» **Stored records**:
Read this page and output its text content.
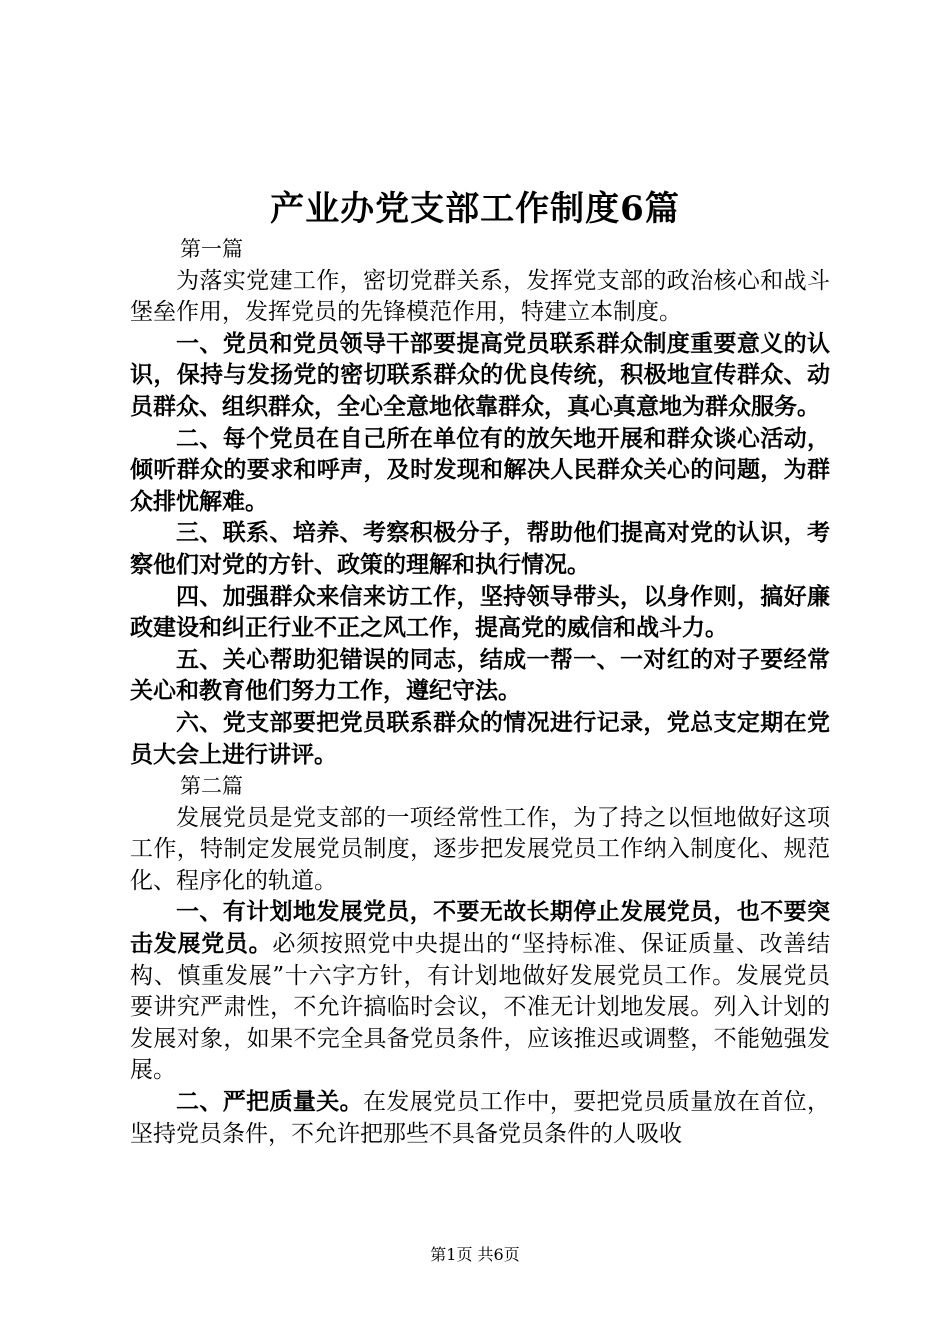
产业办党支部工作制度6篇

第一篇

为落实党建工作，密切党群关系，发挥党支部的政治核心和战斗堡垒作用，发挥党员的先锋模范作用，特建立本制度。

一、党员和党员领导干部要提高党员联系群众制度重要意义的认识，保持与发扬党的密切联系群众的优良传统，积极地宣传群众、动员群众、组织群众，全心全意地依靠群众，真心真意地为群众服务。

二、每个党员在自己所在单位有的放矢地开展和群众谈心活动，倾听群众的要求和呼声，及时发现和解决人民群众关心的问题，为群众排忧解难。

三、联系、培养、考察积极分子，帮助他们提高对党的认识，考察他们对党的方针、政策的理解和执行情况。

四、加强群众来信来访工作，坚持领导带头，以身作则，搞好廉政建设和纠正行业不正之风工作，提高党的威信和战斗力。

五、关心帮助犯错误的同志，结成一帮一、一对红的对子要经常关心和教育他们努力工作，遵纪守法。

六、党支部要把党员联系群众的情况进行记录，党总支定期在党员大会上进行讲评。

第二篇

发展党员是党支部的一项经常性工作，为了持之以恒地做好这项工作，特制定发展党员制度，逐步把发展党员工作纳入制度化、规范化、程序化的轨道。

一、有计划地发展党员，不要无故长期停止发展党员，也不要突击发展党员。必须按照党中央提出的“坚持标准、保证质量、改善结构、慎重发展”十六字方针，有计划地做好发展党员工作。发展党员要讲究严肃性，不允许搞临时会议，不准无计划地发展。列入计划的发展对象，如果不完全具备党员条件，应该推迟或调整，不能勉强发展。

二、严把质量关。在发展党员工作中，要把党员质量放在首位，坚持党员条件，不允许把那些不具备党员条件的人吸收

第1页 共6页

» **Written problem**: Reproduce the entries above exactly. Do not include the images.

» **Written response**:
Read this page and output its text content.
产业办党支部工作制度6篇

第一篇

为落实党建工作，密切党群关系，发挥党支部的政治核心和战斗堡垒作用，发挥党员的先锋模范作用，特建立本制度。

一、党员和党员领导干部要提高党员联系群众制度重要意义的认识，保持与发扬党的密切联系群众的优良传统，积极地宣传群众、动员群众、组织群众，全心全意地依靠群众，真心真意地为群众服务。

二、每个党员在自己所在单位有的放矢地开展和群众谈心活动，倾听群众的要求和呼声，及时发现和解决人民群众关心的问题，为群众排忧解难。

三、联系、培养、考察积极分子，帮助他们提高对党的认识，考察他们对党的方针、政策的理解和执行情况。

四、加强群众来信来访工作，坚持领导带头，以身作则，搞好廉政建设和纠正行业不正之风工作，提高党的威信和战斗力。

五、关心帮助犯错误的同志，结成一帮一、一对红的对子要经常关心和教育他们努力工作，遵纪守法。

六、党支部要把党员联系群众的情况进行记录，党总支定期在党员大会上进行讲评。

第二篇

发展党员是党支部的一项经常性工作，为了持之以恒地做好这项工作，特制定发展党员制度，逐步把发展党员工作纳入制度化、规范化、程序化的轨道。

一、有计划地发展党员，不要无故长期停止发展党员，也不要突击发展党员。必须按照党中央提出的“坚持标准、保证质量、改善结构、慎重发展”十六字方针，有计划地做好发展党员工作。发展党员要讲究严肃性，不允许搞临时会议，不准无计划地发展。列入计划的发展对象，如果不完全具备党员条件，应该推迟或调整，不能勉强发展。

二、严把质量关。在发展党员工作中，要把党员质量放在首位，坚持党员条件，不允许把那些不具备党员条件的人吸收

第1页 共6页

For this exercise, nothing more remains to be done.